Single out the lines that include the word "bytes". Copy them.

+++

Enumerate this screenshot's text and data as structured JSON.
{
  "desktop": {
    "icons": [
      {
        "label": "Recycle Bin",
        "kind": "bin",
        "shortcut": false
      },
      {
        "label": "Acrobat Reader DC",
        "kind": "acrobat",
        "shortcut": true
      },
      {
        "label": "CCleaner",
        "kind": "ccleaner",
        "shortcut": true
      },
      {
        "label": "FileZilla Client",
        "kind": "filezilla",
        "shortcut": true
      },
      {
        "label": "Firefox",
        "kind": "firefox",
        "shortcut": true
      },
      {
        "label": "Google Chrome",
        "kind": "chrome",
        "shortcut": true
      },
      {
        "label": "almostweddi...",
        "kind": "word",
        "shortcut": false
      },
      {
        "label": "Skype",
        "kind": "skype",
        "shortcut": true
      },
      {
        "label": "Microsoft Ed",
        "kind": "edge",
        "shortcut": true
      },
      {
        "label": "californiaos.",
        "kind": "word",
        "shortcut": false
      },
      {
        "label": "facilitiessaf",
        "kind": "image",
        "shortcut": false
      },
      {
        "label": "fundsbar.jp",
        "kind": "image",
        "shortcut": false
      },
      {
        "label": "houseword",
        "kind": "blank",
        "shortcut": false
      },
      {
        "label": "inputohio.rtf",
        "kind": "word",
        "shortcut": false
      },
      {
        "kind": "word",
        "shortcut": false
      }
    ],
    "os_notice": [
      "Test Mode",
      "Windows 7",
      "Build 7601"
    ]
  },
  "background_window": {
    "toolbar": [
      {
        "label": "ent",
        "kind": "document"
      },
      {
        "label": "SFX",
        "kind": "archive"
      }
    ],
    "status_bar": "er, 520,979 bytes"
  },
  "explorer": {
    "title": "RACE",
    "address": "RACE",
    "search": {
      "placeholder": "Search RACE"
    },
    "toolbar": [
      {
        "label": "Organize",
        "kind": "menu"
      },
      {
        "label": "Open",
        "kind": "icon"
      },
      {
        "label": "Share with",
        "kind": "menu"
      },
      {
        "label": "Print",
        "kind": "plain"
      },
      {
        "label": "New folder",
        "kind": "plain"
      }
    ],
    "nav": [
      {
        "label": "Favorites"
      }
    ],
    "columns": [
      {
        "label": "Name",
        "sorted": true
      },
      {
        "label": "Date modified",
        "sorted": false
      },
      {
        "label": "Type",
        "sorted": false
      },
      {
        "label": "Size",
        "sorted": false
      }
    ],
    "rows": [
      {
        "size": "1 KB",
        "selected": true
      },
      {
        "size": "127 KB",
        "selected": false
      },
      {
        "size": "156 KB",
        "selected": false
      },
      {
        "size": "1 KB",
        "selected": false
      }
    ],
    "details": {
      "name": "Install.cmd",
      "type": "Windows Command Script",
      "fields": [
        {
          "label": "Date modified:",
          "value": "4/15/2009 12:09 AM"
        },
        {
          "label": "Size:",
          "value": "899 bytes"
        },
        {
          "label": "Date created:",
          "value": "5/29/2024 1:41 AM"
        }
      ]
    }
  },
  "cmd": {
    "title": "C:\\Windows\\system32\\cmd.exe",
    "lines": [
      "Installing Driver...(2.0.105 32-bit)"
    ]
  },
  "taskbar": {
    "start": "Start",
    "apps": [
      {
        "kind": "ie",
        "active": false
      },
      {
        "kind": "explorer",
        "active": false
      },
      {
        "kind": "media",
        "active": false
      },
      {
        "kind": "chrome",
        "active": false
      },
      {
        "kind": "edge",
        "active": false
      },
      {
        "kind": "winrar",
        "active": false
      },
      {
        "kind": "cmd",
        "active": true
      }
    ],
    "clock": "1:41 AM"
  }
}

+++

Worked answer:
    "status_bar": "er, 520,979 bytes"
          "value": "899 bytes"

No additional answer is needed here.